- Excerpted records -

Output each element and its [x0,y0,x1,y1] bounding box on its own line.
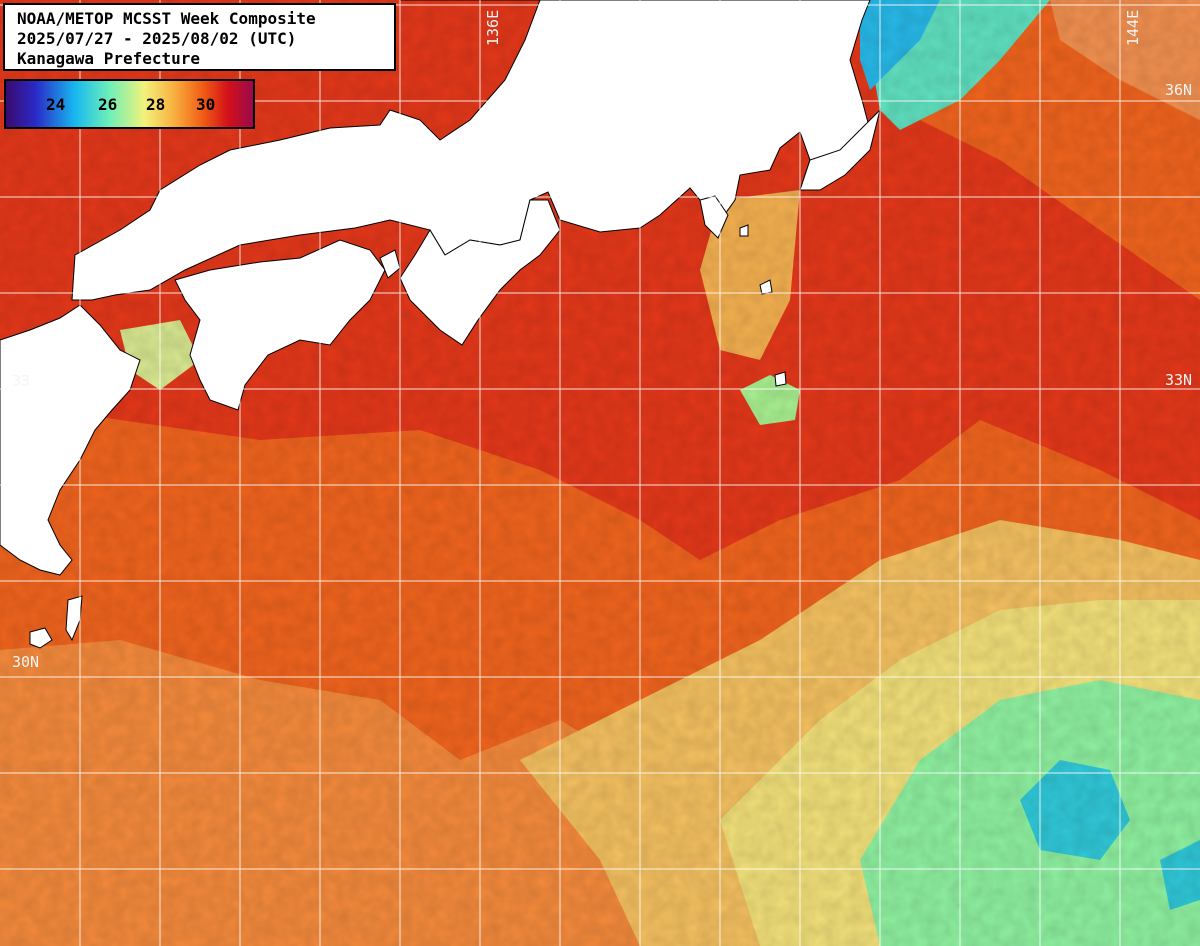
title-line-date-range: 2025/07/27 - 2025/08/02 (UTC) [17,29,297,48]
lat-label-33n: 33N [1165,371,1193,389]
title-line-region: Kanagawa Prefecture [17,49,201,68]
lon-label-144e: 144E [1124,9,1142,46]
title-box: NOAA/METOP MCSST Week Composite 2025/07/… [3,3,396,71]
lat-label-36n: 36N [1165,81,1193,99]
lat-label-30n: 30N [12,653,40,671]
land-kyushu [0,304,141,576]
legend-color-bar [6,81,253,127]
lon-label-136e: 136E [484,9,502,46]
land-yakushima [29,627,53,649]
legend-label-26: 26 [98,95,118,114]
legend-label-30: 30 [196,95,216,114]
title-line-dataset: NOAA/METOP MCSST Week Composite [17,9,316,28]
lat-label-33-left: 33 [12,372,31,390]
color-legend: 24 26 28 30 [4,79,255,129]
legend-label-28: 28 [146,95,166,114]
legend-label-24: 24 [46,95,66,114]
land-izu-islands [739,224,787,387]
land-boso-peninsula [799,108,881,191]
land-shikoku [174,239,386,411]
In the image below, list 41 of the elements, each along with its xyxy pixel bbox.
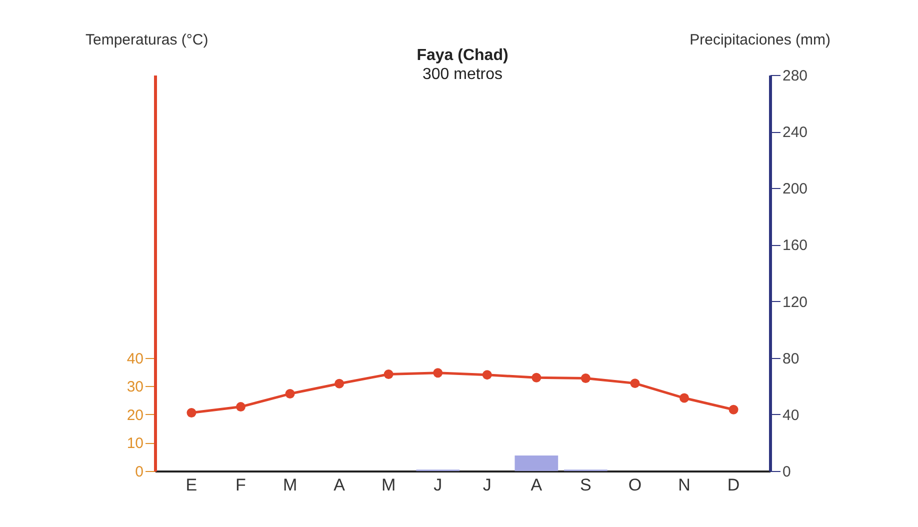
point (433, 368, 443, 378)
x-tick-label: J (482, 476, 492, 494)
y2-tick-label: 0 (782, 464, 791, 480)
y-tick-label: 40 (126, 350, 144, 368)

- Objective -
Copy the lines from the one holding "point (433, 368, 443, 378)" through the end of the items, both included, reproducing them exactly.

- Finished task -
point (433, 368, 443, 378)
x-tick-label: J (482, 476, 492, 494)
y2-tick-label: 0 (782, 464, 791, 480)
y-tick-label: 40 (126, 350, 144, 368)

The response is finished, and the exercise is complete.